━━━━━ Page extract
Our Heritage

Christmas In A College Town

by Ed Morris // October - November - December 2020

For 122 years, Wake Forest was both college and town. The two could not be separated for they were truly one. The students were a part of the community and members of the households where they lived or “took” their meals. During most of the 19th century, the traditions of Christmas experienced a revival from Colonial days and grew and evolved into many traditions we hold most dear today. The College recognized Christmas as a holy time and a time for family and social events; however, study and scholarship came first. For the Christmas holiday, the college closed December 24 and 25 only – insufficient time for students who lived any distance away to travel home for the holidays. Nowadays in Winston-Salem, Wake Forest University students are finished with exams and have scattered across the country and the globe for the winter break. Most of them don’t return to their studies until mid-January (at least in non-COVID 19 times). The same is true for colleges and universities all across our area and the nation.

In 1883, the College trustees bowed to the wishes of the student body and expanded the Christmas recess. For the first time, classes would be suspended from December 23 until December 27 – four full days of freedom from lectures, exams, and study. Still, there were a number of students who could not afford to travel the long distance home. In the era before automobiles, even four days did not allow time to venture to areas remote from train service. The tradition of making Wake Forest home for Christmas lived on.
━━━━━━━━━━
Write the next part of the article on Christmas at Wake Forest, picking up after its last sentence. The data that comes next has nothing to do with the article on Christmas at Wake Forest.
━━━━━ Entries provided
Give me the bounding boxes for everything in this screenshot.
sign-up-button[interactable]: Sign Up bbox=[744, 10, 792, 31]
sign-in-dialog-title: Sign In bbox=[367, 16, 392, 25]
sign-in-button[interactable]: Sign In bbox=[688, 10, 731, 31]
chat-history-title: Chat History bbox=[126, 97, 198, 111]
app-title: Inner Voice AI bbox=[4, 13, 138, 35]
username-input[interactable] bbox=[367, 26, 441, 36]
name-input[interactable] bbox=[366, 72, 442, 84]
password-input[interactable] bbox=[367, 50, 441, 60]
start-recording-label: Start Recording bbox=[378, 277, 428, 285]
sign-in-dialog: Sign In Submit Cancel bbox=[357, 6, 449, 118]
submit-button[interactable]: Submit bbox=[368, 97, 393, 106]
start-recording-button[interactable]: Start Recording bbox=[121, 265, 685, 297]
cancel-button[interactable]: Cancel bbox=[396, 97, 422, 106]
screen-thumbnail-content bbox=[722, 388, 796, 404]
━━━━━━━━━━
Response to the task –
One of best sources for a glimpse into Christmases past is to look at the pages of the Wake Forest Student, a scholarly publication begun in 1882 and still published today as the Wake Forest Magazine by Wake Forest University. The “Christmas” issue of The Student would be filled with ads from local merchants, many with names still recognized today, including Holding, Brewer, and Wilkinson. The balance of the publication was dedicated to poems, reflections, and stories of Christmas. On that first extended break back in 1883, one student sat on the wooden fence that surrounded the campus before Tom Jeffries’ stone wall. He lamented about what he would do during the four-day break and reflected back to the past three Christmases spent in Wake Forest. The previous year, he enjoyed the company of three girls from nearby Oxford who were visiting family in town. The year before, he attended a play in town that he remembered as being so very funny that it uplifted his spirits. He also remembered the free time he spent with “chums” who were in the same situation as he.

In 1903, the publication turned its attention to Santa Claus. Santa was described as “a low, fat man with white whiskers, dressed in furs; a man with sweet, beaming countenance, who came in the dead hours of Christmas Eve night and brought innumerable good things to good children, but left nothing but ashes and switches in the stockings of bad children.”

In 1942, America was at war; college women and soldiers from the Army Finance School were sharing the campus with college men, and new Christmas traditions appeared. Downtown merchants still ran black and white advertisements for the best and newest items for Christmas gifts. The break was still not long, but certainly more than the two or four days from a century earlier. Local cedars were the most common choice for Christmas trees, both on campus and around town. The Christmas “social” became popular among the co-eds. The girls would talk the boys into cutting down a tree, placing it in a makeshift tree stand and the holiday festivities would begin with trimming the tree.

In 1923, the young editor of the Wake Forest Student penned these profound thoughts: “And why not make Christmas mean as much to you now as it did then, when you looked forward to the tree loaded with gifts, the new pop gun, the little red wagon, and at last the bicycle. Do you have a word of cheer for every person you meet? Do you congratulate them upon their successes during the past year? Do you extend to them your very best wishes for the coming year and hope it will be the greatest of their lives?”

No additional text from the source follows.